Data entries:
┌──
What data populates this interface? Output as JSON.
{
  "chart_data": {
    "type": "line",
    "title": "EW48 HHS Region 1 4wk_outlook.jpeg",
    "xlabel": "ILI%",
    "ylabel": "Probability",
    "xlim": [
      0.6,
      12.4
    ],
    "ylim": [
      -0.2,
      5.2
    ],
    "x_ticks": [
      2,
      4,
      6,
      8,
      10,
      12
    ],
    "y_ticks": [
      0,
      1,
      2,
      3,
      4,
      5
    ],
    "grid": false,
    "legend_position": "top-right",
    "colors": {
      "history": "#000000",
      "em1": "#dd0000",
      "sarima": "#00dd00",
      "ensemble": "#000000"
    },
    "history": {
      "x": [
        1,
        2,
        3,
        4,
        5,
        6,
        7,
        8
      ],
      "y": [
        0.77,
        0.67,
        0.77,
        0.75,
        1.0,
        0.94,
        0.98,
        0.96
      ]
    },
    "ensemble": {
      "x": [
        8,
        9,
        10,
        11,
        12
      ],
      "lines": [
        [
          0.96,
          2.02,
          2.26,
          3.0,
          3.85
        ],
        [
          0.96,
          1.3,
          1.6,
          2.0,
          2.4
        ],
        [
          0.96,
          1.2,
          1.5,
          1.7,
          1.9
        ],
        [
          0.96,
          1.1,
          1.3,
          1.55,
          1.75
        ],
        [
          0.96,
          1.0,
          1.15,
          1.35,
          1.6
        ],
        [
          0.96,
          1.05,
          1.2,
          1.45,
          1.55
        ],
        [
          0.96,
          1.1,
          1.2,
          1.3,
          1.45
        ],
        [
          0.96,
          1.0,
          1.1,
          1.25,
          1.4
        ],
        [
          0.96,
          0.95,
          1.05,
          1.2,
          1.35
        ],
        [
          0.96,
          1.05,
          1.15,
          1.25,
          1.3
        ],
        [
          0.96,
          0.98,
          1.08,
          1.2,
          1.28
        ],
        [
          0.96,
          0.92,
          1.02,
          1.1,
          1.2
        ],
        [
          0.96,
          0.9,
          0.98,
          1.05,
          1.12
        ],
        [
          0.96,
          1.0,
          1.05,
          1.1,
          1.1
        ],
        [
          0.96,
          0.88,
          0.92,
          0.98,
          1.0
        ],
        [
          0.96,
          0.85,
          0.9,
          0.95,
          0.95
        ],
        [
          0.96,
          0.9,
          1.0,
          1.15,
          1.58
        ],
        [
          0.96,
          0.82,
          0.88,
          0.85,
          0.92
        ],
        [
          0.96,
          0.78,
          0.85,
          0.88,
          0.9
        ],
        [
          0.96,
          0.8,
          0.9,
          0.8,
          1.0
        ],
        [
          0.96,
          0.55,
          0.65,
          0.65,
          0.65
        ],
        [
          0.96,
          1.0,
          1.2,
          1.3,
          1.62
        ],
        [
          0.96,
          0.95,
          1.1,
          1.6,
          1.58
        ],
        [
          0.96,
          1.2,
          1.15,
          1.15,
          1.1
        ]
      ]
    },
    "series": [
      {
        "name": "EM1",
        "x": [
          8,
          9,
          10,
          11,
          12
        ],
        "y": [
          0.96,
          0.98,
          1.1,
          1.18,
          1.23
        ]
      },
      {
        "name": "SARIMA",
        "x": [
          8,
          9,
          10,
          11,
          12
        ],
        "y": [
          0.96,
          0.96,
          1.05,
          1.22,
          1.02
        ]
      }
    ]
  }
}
└──
Every entry must be quoted exactly as it appears above.

What data populates this interface? Output as JSON.
{
  "chart_data": {
    "type": "line",
    "title": "EW48 HHS Region 1 4wk_outlook.jpeg",
    "xlabel": "ILI%",
    "ylabel": "Probability",
    "xlim": [
      0.6,
      12.4
    ],
    "ylim": [
      -0.2,
      5.2
    ],
    "x_ticks": [
      2,
      4,
      6,
      8,
      10,
      12
    ],
    "y_ticks": [
      0,
      1,
      2,
      3,
      4,
      5
    ],
    "grid": false,
    "legend_position": "top-right",
    "colors": {
      "history": "#000000",
      "em1": "#dd0000",
      "sarima": "#00dd00",
      "ensemble": "#000000"
    },
    "history": {
      "x": [
        1,
        2,
        3,
        4,
        5,
        6,
        7,
        8
      ],
      "y": [
        0.77,
        0.67,
        0.77,
        0.75,
        1.0,
        0.94,
        0.98,
        0.96
      ]
    },
    "ensemble": {
      "x": [
        8,
        9,
        10,
        11,
        12
      ],
      "lines": [
        [
          0.96,
          2.02,
          2.26,
          3.0,
          3.85
        ],
        [
          0.96,
          1.3,
          1.6,
          2.0,
          2.4
        ],
        [
          0.96,
          1.2,
          1.5,
          1.7,
          1.9
        ],
        [
          0.96,
          1.1,
          1.3,
          1.55,
          1.75
        ],
        [
          0.96,
          1.0,
          1.15,
          1.35,
          1.6
        ],
        [
          0.96,
          1.05,
          1.2,
          1.45,
          1.55
        ],
        [
          0.96,
          1.1,
          1.2,
          1.3,
          1.45
        ],
        [
          0.96,
          1.0,
          1.1,
          1.25,
          1.4
        ],
        [
          0.96,
          0.95,
          1.05,
          1.2,
          1.35
        ],
        [
          0.96,
          1.05,
          1.15,
          1.25,
          1.3
        ],
        [
          0.96,
          0.98,
          1.08,
          1.2,
          1.28
        ],
        [
          0.96,
          0.92,
          1.02,
          1.1,
          1.2
        ],
        [
          0.96,
          0.9,
          0.98,
          1.05,
          1.12
        ],
        [
          0.96,
          1.0,
          1.05,
          1.1,
          1.1
        ],
        [
          0.96,
          0.88,
          0.92,
          0.98,
          1.0
        ],
        [
          0.96,
          0.85,
          0.9,
          0.95,
          0.95
        ],
        [
          0.96,
          0.9,
          1.0,
          1.15,
          1.58
        ],
        [
          0.96,
          0.82,
          0.88,
          0.85,
          0.92
        ],
        [
          0.96,
          0.78,
          0.85,
          0.88,
          0.9
        ],
        [
          0.96,
          0.8,
          0.9,
          0.8,
          1.0
        ],
        [
          0.96,
          0.55,
          0.65,
          0.65,
          0.65
        ],
        [
          0.96,
          1.0,
          1.2,
          1.3,
          1.62
        ],
        [
          0.96,
          0.95,
          1.1,
          1.6,
          1.58
        ],
        [
          0.96,
          1.2,
          1.15,
          1.15,
          1.1
        ]
      ]
    },
    "series": [
      {
        "name": "EM1",
        "x": [
          8,
          9,
          10,
          11,
          12
        ],
        "y": [
          0.96,
          0.98,
          1.1,
          1.18,
          1.23
        ]
      },
      {
        "name": "SARIMA",
        "x": [
          8,
          9,
          10,
          11,
          12
        ],
        "y": [
          0.96,
          0.96,
          1.05,
          1.22,
          1.02
        ]
      }
    ]
  }
}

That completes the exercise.